• [DATASET RECORDS]:
--

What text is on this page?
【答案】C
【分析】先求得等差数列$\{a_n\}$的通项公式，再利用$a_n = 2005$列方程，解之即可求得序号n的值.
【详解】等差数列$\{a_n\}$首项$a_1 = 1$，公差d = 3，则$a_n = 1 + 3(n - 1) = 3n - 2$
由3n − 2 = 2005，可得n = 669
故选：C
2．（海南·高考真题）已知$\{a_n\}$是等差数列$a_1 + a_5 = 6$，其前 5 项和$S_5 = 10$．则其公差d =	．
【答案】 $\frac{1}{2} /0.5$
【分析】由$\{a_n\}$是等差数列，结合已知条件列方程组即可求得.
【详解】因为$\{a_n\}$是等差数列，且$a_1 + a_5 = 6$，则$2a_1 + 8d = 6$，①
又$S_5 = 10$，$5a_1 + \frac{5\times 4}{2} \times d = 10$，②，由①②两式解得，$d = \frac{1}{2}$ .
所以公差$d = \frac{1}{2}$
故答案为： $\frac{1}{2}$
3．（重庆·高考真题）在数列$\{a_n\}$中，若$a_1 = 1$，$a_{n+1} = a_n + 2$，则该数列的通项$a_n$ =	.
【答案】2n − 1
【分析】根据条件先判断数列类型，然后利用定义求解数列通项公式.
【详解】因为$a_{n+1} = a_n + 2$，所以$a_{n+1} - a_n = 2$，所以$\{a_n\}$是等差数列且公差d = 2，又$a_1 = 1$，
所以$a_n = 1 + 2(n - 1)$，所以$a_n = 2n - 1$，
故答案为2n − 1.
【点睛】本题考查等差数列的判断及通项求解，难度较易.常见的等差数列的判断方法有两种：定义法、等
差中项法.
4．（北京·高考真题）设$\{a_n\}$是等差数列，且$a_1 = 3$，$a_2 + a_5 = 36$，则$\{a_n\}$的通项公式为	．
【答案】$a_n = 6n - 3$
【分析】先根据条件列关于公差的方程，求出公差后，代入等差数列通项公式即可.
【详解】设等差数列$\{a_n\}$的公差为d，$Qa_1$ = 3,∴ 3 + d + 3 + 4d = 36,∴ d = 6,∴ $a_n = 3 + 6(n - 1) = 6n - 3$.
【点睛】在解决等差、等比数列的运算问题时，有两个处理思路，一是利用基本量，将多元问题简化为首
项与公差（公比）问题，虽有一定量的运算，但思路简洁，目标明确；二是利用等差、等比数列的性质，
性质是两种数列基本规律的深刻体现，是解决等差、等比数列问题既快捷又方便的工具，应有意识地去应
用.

--

• [AIM]: Write the complete data out, exactly as above.

• [RESULT]:
What text is on this page?
【答案】C
【分析】先求得等差数列$\{a_n\}$的通项公式，再利用$a_n = 2005$列方程，解之即可求得序号n的值.
【详解】等差数列$\{a_n\}$首项$a_1 = 1$，公差d = 3，则$a_n = 1 + 3(n - 1) = 3n - 2$
由3n − 2 = 2005，可得n = 669
故选：C
2．（海南·高考真题）已知$\{a_n\}$是等差数列$a_1 + a_5 = 6$，其前 5 项和$S_5 = 10$．则其公差d =	．
【答案】 $\frac{1}{2} /0.5$
【分析】由$\{a_n\}$是等差数列，结合已知条件列方程组即可求得.
【详解】因为$\{a_n\}$是等差数列，且$a_1 + a_5 = 6$，则$2a_1 + 8d = 6$，①
又$S_5 = 10$，$5a_1 + \frac{5\times 4}{2} \times d = 10$，②，由①②两式解得，$d = \frac{1}{2}$ .
所以公差$d = \frac{1}{2}$
故答案为： $\frac{1}{2}$
3．（重庆·高考真题）在数列$\{a_n\}$中，若$a_1 = 1$，$a_{n+1} = a_n + 2$，则该数列的通项$a_n$ =	.
【答案】2n − 1
【分析】根据条件先判断数列类型，然后利用定义求解数列通项公式.
【详解】因为$a_{n+1} = a_n + 2$，所以$a_{n+1} - a_n = 2$，所以$\{a_n\}$是等差数列且公差d = 2，又$a_1 = 1$，
所以$a_n = 1 + 2(n - 1)$，所以$a_n = 2n - 1$，
故答案为2n − 1.
【点睛】本题考查等差数列的判断及通项求解，难度较易.常见的等差数列的判断方法有两种：定义法、等
差中项法.
4．（北京·高考真题）设$\{a_n\}$是等差数列，且$a_1 = 3$，$a_2 + a_5 = 36$，则$\{a_n\}$的通项公式为	．
【答案】$a_n = 6n - 3$
【分析】先根据条件列关于公差的方程，求出公差后，代入等差数列通项公式即可.
【详解】设等差数列$\{a_n\}$的公差为d，$Qa_1$ = 3,∴ 3 + d + 3 + 4d = 36,∴ d = 6,∴ $a_n = 3 + 6(n - 1) = 6n - 3$.
【点睛】在解决等差、等比数列的运算问题时，有两个处理思路，一是利用基本量，将多元问题简化为首
项与公差（公比）问题，虽有一定量的运算，但思路简洁，目标明确；二是利用等差、等比数列的性质，
性质是两种数列基本规律的深刻体现，是解决等差、等比数列问题既快捷又方便的工具，应有意识地去应
用.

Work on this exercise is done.